# [TASK DESCRIPTION]
Your task is to copy every line of this material exactly.

# [SOURCE DATA]
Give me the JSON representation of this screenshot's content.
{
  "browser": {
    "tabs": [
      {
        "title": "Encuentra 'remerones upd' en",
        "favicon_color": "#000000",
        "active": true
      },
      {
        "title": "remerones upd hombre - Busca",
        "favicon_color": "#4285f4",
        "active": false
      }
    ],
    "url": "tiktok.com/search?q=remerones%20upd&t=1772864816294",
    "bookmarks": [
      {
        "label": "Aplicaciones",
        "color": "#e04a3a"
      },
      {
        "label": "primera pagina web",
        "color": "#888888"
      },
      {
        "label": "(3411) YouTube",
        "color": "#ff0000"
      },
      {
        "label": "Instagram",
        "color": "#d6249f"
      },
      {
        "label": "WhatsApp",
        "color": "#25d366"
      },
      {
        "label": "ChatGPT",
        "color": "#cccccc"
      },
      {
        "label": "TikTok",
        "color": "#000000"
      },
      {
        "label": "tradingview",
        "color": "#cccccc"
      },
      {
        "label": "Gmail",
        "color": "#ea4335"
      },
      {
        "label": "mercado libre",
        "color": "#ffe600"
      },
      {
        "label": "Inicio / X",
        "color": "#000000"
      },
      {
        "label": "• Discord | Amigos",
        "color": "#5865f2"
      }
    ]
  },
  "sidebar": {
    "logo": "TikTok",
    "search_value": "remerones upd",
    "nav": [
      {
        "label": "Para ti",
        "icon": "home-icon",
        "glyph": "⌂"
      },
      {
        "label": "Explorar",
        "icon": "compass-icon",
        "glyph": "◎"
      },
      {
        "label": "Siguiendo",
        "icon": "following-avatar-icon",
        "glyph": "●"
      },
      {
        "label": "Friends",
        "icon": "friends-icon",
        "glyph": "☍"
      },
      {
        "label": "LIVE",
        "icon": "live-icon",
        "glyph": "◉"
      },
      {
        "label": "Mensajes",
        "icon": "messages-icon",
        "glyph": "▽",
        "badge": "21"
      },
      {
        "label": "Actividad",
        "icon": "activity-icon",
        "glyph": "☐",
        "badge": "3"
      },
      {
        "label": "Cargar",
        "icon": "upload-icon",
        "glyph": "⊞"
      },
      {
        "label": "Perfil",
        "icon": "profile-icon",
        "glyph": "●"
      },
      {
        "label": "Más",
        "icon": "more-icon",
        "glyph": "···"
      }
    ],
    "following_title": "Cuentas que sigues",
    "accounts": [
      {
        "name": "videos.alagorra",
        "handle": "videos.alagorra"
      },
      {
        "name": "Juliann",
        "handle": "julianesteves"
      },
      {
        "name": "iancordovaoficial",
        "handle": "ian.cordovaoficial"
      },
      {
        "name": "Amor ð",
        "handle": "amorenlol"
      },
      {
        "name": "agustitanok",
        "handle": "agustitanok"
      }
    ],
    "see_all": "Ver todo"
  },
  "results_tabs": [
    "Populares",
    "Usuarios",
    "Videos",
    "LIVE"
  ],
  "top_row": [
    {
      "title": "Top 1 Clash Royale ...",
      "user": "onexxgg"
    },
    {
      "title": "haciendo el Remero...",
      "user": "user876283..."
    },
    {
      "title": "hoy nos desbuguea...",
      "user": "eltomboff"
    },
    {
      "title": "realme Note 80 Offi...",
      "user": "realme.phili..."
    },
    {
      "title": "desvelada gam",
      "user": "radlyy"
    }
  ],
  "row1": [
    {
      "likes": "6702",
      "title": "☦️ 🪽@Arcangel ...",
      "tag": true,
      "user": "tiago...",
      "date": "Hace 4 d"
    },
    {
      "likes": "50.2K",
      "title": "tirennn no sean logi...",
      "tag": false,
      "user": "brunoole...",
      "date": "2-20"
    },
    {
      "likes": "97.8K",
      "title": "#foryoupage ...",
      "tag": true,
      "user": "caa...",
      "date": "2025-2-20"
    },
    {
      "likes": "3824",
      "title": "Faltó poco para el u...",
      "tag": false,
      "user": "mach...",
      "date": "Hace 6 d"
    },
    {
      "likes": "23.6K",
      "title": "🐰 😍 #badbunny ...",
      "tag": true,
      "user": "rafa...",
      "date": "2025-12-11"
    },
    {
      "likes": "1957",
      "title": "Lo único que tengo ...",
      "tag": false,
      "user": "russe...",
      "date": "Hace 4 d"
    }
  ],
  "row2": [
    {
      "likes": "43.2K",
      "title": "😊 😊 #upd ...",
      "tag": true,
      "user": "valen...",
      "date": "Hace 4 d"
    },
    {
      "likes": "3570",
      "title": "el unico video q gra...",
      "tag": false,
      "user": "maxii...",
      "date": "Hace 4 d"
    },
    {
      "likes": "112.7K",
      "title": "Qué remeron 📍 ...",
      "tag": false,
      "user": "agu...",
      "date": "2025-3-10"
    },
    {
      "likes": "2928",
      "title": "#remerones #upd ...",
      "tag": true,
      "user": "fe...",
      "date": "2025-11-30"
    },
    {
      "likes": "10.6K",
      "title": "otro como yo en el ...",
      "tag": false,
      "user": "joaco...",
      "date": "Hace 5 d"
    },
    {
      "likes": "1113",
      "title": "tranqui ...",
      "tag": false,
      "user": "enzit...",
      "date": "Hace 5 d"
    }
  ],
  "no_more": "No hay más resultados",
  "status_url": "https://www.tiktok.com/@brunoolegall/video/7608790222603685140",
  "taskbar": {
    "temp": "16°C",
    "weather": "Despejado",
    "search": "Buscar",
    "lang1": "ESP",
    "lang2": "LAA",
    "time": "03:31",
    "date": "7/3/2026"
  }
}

# [COMPLETE OUTPUT]
Give me the JSON representation of this screenshot's content.
{
  "browser": {
    "tabs": [
      {
        "title": "Encuentra 'remerones upd' en",
        "favicon_color": "#000000",
        "active": true
      },
      {
        "title": "remerones upd hombre - Busca",
        "favicon_color": "#4285f4",
        "active": false
      }
    ],
    "url": "tiktok.com/search?q=remerones%20upd&t=1772864816294",
    "bookmarks": [
      {
        "label": "Aplicaciones",
        "color": "#e04a3a"
      },
      {
        "label": "primera pagina web",
        "color": "#888888"
      },
      {
        "label": "(3411) YouTube",
        "color": "#ff0000"
      },
      {
        "label": "Instagram",
        "color": "#d6249f"
      },
      {
        "label": "WhatsApp",
        "color": "#25d366"
      },
      {
        "label": "ChatGPT",
        "color": "#cccccc"
      },
      {
        "label": "TikTok",
        "color": "#000000"
      },
      {
        "label": "tradingview",
        "color": "#cccccc"
      },
      {
        "label": "Gmail",
        "color": "#ea4335"
      },
      {
        "label": "mercado libre",
        "color": "#ffe600"
      },
      {
        "label": "Inicio / X",
        "color": "#000000"
      },
      {
        "label": "• Discord | Amigos",
        "color": "#5865f2"
      }
    ]
  },
  "sidebar": {
    "logo": "TikTok",
    "search_value": "remerones upd",
    "nav": [
      {
        "label": "Para ti",
        "icon": "home-icon",
        "glyph": "⌂"
      },
      {
        "label": "Explorar",
        "icon": "compass-icon",
        "glyph": "◎"
      },
      {
        "label": "Siguiendo",
        "icon": "following-avatar-icon",
        "glyph": "●"
      },
      {
        "label": "Friends",
        "icon": "friends-icon",
        "glyph": "☍"
      },
      {
        "label": "LIVE",
        "icon": "live-icon",
        "glyph": "◉"
      },
      {
        "label": "Mensajes",
        "icon": "messages-icon",
        "glyph": "▽",
        "badge": "21"
      },
      {
        "label": "Actividad",
        "icon": "activity-icon",
        "glyph": "☐",
        "badge": "3"
      },
      {
        "label": "Cargar",
        "icon": "upload-icon",
        "glyph": "⊞"
      },
      {
        "label": "Perfil",
        "icon": "profile-icon",
        "glyph": "●"
      },
      {
        "label": "Más",
        "icon": "more-icon",
        "glyph": "···"
      }
    ],
    "following_title": "Cuentas que sigues",
    "accounts": [
      {
        "name": "videos.alagorra",
        "handle": "videos.alagorra"
      },
      {
        "name": "Juliann",
        "handle": "julianesteves"
      },
      {
        "name": "iancordovaoficial",
        "handle": "ian.cordovaoficial"
      },
      {
        "name": "Amor ð",
        "handle": "amorenlol"
      },
      {
        "name": "agustitanok",
        "handle": "agustitanok"
      }
    ],
    "see_all": "Ver todo"
  },
  "results_tabs": [
    "Populares",
    "Usuarios",
    "Videos",
    "LIVE"
  ],
  "top_row": [
    {
      "title": "Top 1 Clash Royale ...",
      "user": "onexxgg"
    },
    {
      "title": "haciendo el Remero...",
      "user": "user876283..."
    },
    {
      "title": "hoy nos desbuguea...",
      "user": "eltomboff"
    },
    {
      "title": "realme Note 80 Offi...",
      "user": "realme.phili..."
    },
    {
      "title": "desvelada gam",
      "user": "radlyy"
    }
  ],
  "row1": [
    {
      "likes": "6702",
      "title": "☦️ 🪽@Arcangel ...",
      "tag": true,
      "user": "tiago...",
      "date": "Hace 4 d"
    },
    {
      "likes": "50.2K",
      "title": "tirennn no sean logi...",
      "tag": false,
      "user": "brunoole...",
      "date": "2-20"
    },
    {
      "likes": "97.8K",
      "title": "#foryoupage ...",
      "tag": true,
      "user": "caa...",
      "date": "2025-2-20"
    },
    {
      "likes": "3824",
      "title": "Faltó poco para el u...",
      "tag": false,
      "user": "mach...",
      "date": "Hace 6 d"
    },
    {
      "likes": "23.6K",
      "title": "🐰 😍 #badbunny ...",
      "tag": true,
      "user": "rafa...",
      "date": "2025-12-11"
    },
    {
      "likes": "1957",
      "title": "Lo único que tengo ...",
      "tag": false,
      "user": "russe...",
      "date": "Hace 4 d"
    }
  ],
  "row2": [
    {
      "likes": "43.2K",
      "title": "😊 😊 #upd ...",
      "tag": true,
      "user": "valen...",
      "date": "Hace 4 d"
    },
    {
      "likes": "3570",
      "title": "el unico video q gra...",
      "tag": false,
      "user": "maxii...",
      "date": "Hace 4 d"
    },
    {
      "likes": "112.7K",
      "title": "Qué remeron 📍 ...",
      "tag": false,
      "user": "agu...",
      "date": "2025-3-10"
    },
    {
      "likes": "2928",
      "title": "#remerones #upd ...",
      "tag": true,
      "user": "fe...",
      "date": "2025-11-30"
    },
    {
      "likes": "10.6K",
      "title": "otro como yo en el ...",
      "tag": false,
      "user": "joaco...",
      "date": "Hace 5 d"
    },
    {
      "likes": "1113",
      "title": "tranqui ...",
      "tag": false,
      "user": "enzit...",
      "date": "Hace 5 d"
    }
  ],
  "no_more": "No hay más resultados",
  "status_url": "https://www.tiktok.com/@brunoolegall/video/7608790222603685140",
  "taskbar": {
    "temp": "16°C",
    "weather": "Despejado",
    "search": "Buscar",
    "lang1": "ESP",
    "lang2": "LAA",
    "time": "03:31",
    "date": "7/3/2026"
  }
}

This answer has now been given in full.